— Start Supplied entries —
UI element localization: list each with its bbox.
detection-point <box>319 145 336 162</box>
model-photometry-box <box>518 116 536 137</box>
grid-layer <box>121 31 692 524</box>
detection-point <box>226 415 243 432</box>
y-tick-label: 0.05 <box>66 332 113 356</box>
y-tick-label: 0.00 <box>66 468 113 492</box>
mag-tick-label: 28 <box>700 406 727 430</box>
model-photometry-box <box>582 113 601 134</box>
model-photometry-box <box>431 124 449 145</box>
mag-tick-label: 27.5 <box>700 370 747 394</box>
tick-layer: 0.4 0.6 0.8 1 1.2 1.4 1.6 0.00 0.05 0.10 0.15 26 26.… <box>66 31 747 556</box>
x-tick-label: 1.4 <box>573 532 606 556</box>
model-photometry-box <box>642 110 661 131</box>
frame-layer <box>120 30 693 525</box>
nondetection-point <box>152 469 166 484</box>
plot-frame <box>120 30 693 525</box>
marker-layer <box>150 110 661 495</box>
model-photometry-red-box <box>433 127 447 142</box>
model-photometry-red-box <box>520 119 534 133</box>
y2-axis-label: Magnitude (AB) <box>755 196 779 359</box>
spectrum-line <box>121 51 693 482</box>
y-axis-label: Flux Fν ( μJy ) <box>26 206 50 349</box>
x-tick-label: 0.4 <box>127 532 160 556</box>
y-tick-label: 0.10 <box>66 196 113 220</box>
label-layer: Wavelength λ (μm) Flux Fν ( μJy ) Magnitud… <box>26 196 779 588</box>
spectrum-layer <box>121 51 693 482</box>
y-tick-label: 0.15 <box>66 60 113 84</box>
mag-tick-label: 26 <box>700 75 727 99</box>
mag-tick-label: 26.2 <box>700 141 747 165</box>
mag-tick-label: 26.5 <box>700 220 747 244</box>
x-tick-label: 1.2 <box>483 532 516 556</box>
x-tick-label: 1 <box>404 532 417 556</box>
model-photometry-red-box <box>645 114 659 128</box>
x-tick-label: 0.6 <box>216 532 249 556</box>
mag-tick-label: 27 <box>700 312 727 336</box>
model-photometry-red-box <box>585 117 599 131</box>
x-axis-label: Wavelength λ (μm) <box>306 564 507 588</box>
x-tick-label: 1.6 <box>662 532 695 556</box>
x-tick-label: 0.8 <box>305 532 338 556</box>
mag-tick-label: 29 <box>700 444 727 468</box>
— End Supplied entries —
— Start Supplied entries —
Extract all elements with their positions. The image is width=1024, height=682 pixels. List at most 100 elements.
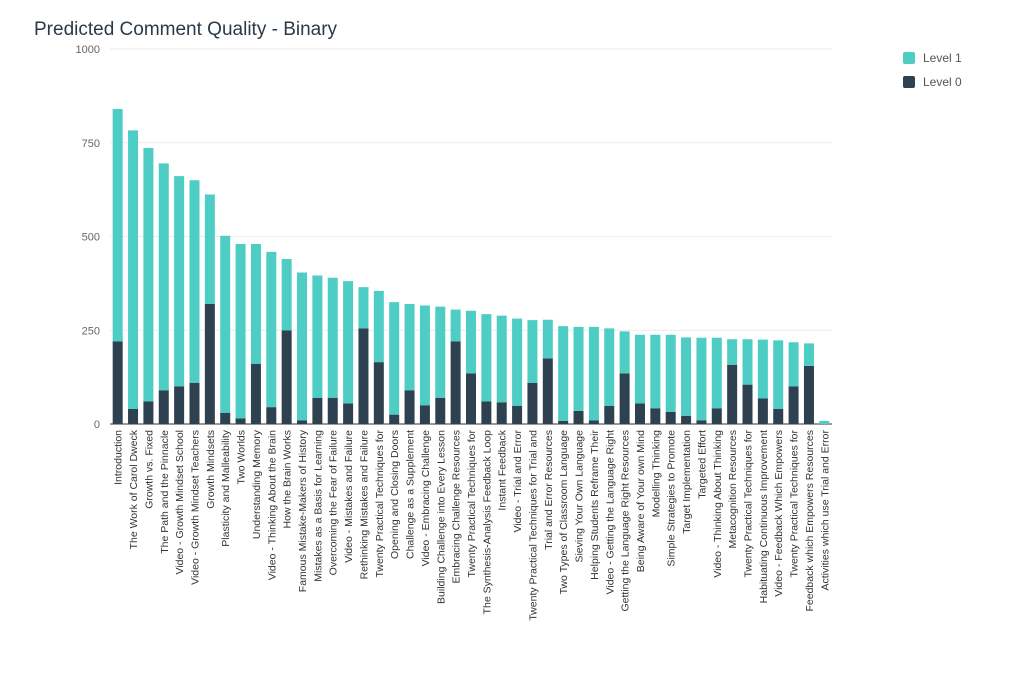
— End Supplied entries —
▶ What the task asks
Update the data from the line containing "UI element localization: list" through the line containing "frame-layer <box>120 30 693 525</box>" by changing "model-photometry-box" to "synthetic-photometry-box" and leaving everything else as it is. Give back only those lines.

▶ Exercise answer
UI element localization: list each with its bbox.
detection-point <box>319 145 336 162</box>
synthetic-photometry-box <box>518 116 536 137</box>
grid-layer <box>121 31 692 524</box>
detection-point <box>226 415 243 432</box>
y-tick-label: 0.05 <box>66 332 113 356</box>
y-tick-label: 0.00 <box>66 468 113 492</box>
mag-tick-label: 28 <box>700 406 727 430</box>
synthetic-photometry-box <box>582 113 601 134</box>
synthetic-photometry-box <box>431 124 449 145</box>
mag-tick-label: 27.5 <box>700 370 747 394</box>
tick-layer: 0.4 0.6 0.8 1 1.2 1.4 1.6 0.00 0.05 0.10 0.15 26 26.… <box>66 31 747 556</box>
x-tick-label: 1.4 <box>573 532 606 556</box>
synthetic-photometry-box <box>642 110 661 131</box>
frame-layer <box>120 30 693 525</box>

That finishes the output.